start Supplied material

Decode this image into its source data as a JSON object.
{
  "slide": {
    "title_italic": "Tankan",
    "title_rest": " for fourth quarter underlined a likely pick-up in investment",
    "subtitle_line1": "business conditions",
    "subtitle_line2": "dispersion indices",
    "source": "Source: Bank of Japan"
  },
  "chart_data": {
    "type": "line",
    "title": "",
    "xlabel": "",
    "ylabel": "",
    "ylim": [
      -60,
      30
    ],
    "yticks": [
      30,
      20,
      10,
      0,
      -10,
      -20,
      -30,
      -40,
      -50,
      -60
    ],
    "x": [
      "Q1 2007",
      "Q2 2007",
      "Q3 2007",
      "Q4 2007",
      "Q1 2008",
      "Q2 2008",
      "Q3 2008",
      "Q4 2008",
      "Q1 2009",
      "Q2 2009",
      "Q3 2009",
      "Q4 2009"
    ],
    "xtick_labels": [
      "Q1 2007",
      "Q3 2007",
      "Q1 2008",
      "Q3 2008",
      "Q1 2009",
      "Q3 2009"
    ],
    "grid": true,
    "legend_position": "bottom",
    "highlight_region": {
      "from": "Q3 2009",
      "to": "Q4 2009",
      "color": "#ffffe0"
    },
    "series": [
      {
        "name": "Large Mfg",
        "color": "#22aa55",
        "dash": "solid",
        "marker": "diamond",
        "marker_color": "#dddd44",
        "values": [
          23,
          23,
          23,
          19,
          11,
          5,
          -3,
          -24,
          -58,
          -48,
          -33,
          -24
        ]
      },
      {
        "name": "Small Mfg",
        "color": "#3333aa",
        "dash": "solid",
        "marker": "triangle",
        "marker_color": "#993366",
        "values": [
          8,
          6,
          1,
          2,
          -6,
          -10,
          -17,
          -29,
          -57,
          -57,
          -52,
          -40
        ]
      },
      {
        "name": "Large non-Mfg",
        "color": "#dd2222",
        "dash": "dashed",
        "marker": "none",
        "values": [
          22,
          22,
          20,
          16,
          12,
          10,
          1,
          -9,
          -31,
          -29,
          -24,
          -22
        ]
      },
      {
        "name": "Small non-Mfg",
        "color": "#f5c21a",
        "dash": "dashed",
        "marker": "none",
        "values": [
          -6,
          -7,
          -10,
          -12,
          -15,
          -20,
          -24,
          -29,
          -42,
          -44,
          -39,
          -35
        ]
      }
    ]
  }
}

end Supplied material

## Work instructions
State the number of lines in these entries that include the string "source". Provide nothing beyond that number.

## The output
2